* WORK INSTRUCTIONS *
Can you retype every record below exactly as written?

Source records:
=======

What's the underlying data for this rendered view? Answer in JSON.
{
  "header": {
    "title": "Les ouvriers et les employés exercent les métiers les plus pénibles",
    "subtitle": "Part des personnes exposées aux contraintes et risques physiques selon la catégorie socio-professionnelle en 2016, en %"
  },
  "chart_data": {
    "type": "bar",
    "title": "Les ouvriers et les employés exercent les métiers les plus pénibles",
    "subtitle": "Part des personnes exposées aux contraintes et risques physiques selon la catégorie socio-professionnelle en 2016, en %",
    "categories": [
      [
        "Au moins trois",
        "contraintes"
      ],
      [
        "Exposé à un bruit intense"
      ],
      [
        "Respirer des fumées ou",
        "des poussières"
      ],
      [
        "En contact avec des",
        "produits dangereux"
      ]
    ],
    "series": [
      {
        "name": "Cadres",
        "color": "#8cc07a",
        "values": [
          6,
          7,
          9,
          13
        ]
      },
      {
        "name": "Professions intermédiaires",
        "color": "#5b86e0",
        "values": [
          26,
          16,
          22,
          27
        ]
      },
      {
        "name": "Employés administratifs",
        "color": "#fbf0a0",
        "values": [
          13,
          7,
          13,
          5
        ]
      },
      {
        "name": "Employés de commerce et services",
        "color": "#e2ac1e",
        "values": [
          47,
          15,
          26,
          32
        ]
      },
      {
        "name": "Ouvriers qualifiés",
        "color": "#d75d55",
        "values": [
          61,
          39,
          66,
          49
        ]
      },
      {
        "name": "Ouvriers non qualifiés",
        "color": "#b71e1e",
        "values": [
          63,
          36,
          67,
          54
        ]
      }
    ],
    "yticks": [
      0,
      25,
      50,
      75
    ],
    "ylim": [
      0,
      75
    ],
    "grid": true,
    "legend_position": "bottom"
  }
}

=======

* FINISHED EXERCISE *
What's the underlying data for this rendered view? Answer in JSON.
{
  "header": {
    "title": "Les ouvriers et les employés exercent les métiers les plus pénibles",
    "subtitle": "Part des personnes exposées aux contraintes et risques physiques selon la catégorie socio-professionnelle en 2016, en %"
  },
  "chart_data": {
    "type": "bar",
    "title": "Les ouvriers et les employés exercent les métiers les plus pénibles",
    "subtitle": "Part des personnes exposées aux contraintes et risques physiques selon la catégorie socio-professionnelle en 2016, en %",
    "categories": [
      [
        "Au moins trois",
        "contraintes"
      ],
      [
        "Exposé à un bruit intense"
      ],
      [
        "Respirer des fumées ou",
        "des poussières"
      ],
      [
        "En contact avec des",
        "produits dangereux"
      ]
    ],
    "series": [
      {
        "name": "Cadres",
        "color": "#8cc07a",
        "values": [
          6,
          7,
          9,
          13
        ]
      },
      {
        "name": "Professions intermédiaires",
        "color": "#5b86e0",
        "values": [
          26,
          16,
          22,
          27
        ]
      },
      {
        "name": "Employés administratifs",
        "color": "#fbf0a0",
        "values": [
          13,
          7,
          13,
          5
        ]
      },
      {
        "name": "Employés de commerce et services",
        "color": "#e2ac1e",
        "values": [
          47,
          15,
          26,
          32
        ]
      },
      {
        "name": "Ouvriers qualifiés",
        "color": "#d75d55",
        "values": [
          61,
          39,
          66,
          49
        ]
      },
      {
        "name": "Ouvriers non qualifiés",
        "color": "#b71e1e",
        "values": [
          63,
          36,
          67,
          54
        ]
      }
    ],
    "yticks": [
      0,
      25,
      50,
      75
    ],
    "ylim": [
      0,
      75
    ],
    "grid": true,
    "legend_position": "bottom"
  }
}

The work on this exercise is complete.